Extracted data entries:
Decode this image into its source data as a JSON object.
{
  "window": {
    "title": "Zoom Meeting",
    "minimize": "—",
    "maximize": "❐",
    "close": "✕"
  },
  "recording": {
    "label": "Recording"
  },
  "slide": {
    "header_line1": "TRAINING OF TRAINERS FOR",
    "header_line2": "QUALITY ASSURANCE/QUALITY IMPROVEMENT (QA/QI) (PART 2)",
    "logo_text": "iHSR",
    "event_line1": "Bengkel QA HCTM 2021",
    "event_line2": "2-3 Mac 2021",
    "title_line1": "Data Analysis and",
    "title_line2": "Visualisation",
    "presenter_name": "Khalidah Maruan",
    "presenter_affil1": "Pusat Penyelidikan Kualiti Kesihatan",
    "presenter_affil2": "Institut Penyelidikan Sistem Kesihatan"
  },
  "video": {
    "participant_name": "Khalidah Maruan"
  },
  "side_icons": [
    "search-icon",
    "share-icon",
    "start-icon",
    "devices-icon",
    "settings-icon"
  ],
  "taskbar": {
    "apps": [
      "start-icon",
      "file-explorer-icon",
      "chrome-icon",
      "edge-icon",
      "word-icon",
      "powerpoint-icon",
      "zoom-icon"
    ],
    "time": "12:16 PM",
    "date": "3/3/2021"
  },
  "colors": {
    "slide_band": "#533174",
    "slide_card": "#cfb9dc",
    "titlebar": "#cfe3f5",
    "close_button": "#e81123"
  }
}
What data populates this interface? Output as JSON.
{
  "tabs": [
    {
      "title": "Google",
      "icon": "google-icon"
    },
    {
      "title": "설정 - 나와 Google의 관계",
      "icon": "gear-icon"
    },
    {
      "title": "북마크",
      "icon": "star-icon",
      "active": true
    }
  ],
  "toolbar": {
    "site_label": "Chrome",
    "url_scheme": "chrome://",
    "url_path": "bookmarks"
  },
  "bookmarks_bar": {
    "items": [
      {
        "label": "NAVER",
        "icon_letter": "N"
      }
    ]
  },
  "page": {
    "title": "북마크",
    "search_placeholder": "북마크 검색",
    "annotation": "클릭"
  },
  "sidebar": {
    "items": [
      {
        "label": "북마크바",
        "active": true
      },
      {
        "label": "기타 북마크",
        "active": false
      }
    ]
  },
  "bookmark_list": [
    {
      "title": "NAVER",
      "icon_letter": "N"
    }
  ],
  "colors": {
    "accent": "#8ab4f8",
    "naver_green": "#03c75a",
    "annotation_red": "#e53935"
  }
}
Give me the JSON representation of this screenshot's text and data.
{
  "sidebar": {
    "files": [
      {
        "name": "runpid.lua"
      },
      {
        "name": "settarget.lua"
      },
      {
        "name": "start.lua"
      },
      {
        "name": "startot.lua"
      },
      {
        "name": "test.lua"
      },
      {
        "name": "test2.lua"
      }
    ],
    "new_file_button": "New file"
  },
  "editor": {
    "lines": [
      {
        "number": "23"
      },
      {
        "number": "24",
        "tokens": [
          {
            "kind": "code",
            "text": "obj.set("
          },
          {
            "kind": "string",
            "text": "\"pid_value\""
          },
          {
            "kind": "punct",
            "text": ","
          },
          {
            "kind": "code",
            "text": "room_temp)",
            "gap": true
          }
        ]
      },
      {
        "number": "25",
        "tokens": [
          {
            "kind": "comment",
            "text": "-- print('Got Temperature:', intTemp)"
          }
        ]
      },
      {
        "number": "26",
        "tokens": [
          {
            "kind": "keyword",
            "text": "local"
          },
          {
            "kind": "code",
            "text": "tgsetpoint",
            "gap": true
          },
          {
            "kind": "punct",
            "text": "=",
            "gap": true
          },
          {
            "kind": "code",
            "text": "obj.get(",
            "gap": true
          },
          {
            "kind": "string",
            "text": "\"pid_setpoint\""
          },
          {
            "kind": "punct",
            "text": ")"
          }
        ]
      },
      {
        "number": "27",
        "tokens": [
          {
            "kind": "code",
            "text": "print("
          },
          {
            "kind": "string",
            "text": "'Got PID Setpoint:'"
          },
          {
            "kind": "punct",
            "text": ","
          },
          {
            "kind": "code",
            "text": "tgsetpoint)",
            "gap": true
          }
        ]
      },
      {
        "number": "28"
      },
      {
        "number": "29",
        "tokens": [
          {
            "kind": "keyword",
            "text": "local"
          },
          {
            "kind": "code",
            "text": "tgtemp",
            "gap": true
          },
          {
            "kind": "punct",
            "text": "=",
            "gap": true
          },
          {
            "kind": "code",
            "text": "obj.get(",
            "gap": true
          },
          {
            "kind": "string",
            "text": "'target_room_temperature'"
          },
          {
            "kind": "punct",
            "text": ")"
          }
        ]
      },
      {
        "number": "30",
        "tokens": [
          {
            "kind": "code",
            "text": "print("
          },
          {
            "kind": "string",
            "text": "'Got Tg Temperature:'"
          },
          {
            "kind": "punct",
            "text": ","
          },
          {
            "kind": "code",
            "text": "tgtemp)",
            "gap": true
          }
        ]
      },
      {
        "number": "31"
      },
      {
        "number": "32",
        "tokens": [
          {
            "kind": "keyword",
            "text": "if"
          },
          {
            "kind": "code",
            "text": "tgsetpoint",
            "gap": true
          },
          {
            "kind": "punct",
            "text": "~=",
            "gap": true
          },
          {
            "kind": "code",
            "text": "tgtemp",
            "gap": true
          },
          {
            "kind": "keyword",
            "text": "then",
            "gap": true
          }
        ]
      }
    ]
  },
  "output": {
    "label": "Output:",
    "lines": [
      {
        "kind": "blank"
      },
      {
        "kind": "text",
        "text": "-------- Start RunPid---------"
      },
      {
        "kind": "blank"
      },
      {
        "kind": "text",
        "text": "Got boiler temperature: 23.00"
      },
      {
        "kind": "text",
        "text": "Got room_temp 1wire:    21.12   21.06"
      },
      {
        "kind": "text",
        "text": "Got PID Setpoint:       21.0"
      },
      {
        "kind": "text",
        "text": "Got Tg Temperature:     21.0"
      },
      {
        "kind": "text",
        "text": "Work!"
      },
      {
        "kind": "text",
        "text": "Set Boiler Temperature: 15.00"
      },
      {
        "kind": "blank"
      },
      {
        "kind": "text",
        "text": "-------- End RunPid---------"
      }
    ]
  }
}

-- PROMPT --
Identify which lines contain the word "active" and copy each one.

-- REPLY --
      "active": true
        "active": true
        "active": false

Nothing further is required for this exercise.